-- START Data shown --

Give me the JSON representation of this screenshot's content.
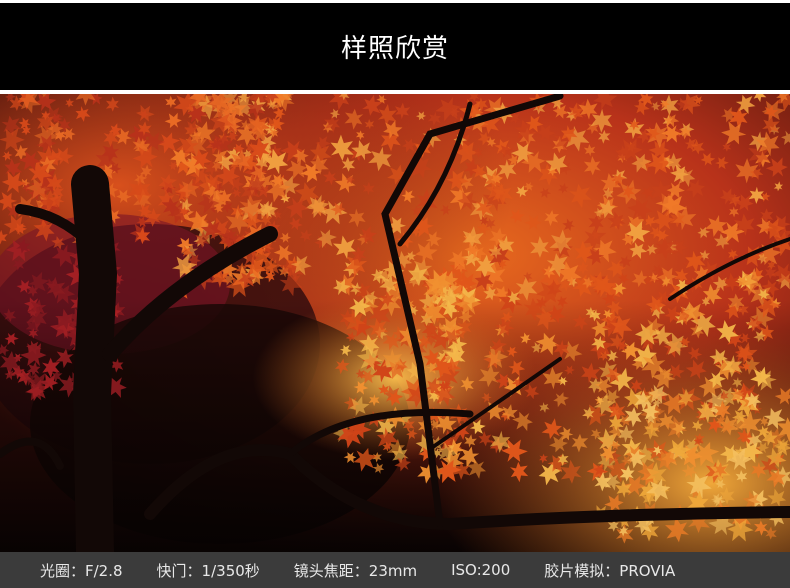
{
  "header": {
    "title": "样照欣赏"
  },
  "photo": {
    "subject": "autumn-maple-tree-photo"
  },
  "exif": {
    "aperture": "光圈：F/2.8",
    "shutter": "快门：1/350秒",
    "focal_length": "镜头焦距：23mm",
    "iso": "ISO:200",
    "film_simulation": "胶片模拟：PROVIA"
  },
  "colors": {
    "header_bg": "#000000",
    "exif_bg": "#3b3b3b",
    "leaf_orange": "#e0561a",
    "leaf_red": "#b8201c",
    "leaf_yellow": "#f0a83a"
  }
}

-- END Data shown --

▶ **The request**:
Write out the listing above exactly as it stands, pictures excluded.

▶ **Answer below**:
Give me the JSON representation of this screenshot's content.
{
  "header": {
    "title": "样照欣赏"
  },
  "photo": {
    "subject": "autumn-maple-tree-photo"
  },
  "exif": {
    "aperture": "光圈：F/2.8",
    "shutter": "快门：1/350秒",
    "focal_length": "镜头焦距：23mm",
    "iso": "ISO:200",
    "film_simulation": "胶片模拟：PROVIA"
  },
  "colors": {
    "header_bg": "#000000",
    "exif_bg": "#3b3b3b",
    "leaf_orange": "#e0561a",
    "leaf_red": "#b8201c",
    "leaf_yellow": "#f0a83a"
  }
}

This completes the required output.